**Directions for this task:** Extract all of the data and reproduce it precisely.

**Exercise data:**
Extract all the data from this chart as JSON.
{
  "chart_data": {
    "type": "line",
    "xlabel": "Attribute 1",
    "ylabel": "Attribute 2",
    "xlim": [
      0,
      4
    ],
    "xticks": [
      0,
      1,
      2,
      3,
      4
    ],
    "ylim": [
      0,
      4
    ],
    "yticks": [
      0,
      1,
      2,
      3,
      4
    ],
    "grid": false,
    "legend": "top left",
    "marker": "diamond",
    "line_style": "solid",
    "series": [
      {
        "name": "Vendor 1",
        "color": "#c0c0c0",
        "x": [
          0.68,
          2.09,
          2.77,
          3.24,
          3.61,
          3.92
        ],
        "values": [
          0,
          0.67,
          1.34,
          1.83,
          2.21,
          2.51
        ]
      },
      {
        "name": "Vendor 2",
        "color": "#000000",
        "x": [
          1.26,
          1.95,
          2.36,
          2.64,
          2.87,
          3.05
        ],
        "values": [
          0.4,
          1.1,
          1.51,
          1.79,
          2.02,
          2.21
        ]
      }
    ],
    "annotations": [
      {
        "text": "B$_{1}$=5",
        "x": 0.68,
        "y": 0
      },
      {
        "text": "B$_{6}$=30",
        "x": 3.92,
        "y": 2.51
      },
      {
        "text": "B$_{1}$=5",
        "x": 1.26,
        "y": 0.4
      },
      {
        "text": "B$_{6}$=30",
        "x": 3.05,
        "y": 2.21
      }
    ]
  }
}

**Response:**
Extract all the data from this chart as JSON.
{
  "chart_data": {
    "type": "line",
    "xlabel": "Attribute 1",
    "ylabel": "Attribute 2",
    "xlim": [
      0,
      4
    ],
    "xticks": [
      0,
      1,
      2,
      3,
      4
    ],
    "ylim": [
      0,
      4
    ],
    "yticks": [
      0,
      1,
      2,
      3,
      4
    ],
    "grid": false,
    "legend": "top left",
    "marker": "diamond",
    "line_style": "solid",
    "series": [
      {
        "name": "Vendor 1",
        "color": "#c0c0c0",
        "x": [
          0.68,
          2.09,
          2.77,
          3.24,
          3.61,
          3.92
        ],
        "values": [
          0,
          0.67,
          1.34,
          1.83,
          2.21,
          2.51
        ]
      },
      {
        "name": "Vendor 2",
        "color": "#000000",
        "x": [
          1.26,
          1.95,
          2.36,
          2.64,
          2.87,
          3.05
        ],
        "values": [
          0.4,
          1.1,
          1.51,
          1.79,
          2.02,
          2.21
        ]
      }
    ],
    "annotations": [
      {
        "text": "B$_{1}$=5",
        "x": 0.68,
        "y": 0
      },
      {
        "text": "B$_{6}$=30",
        "x": 3.92,
        "y": 2.51
      },
      {
        "text": "B$_{1}$=5",
        "x": 1.26,
        "y": 0.4
      },
      {
        "text": "B$_{6}$=30",
        "x": 3.05,
        "y": 2.21
      }
    ]
  }
}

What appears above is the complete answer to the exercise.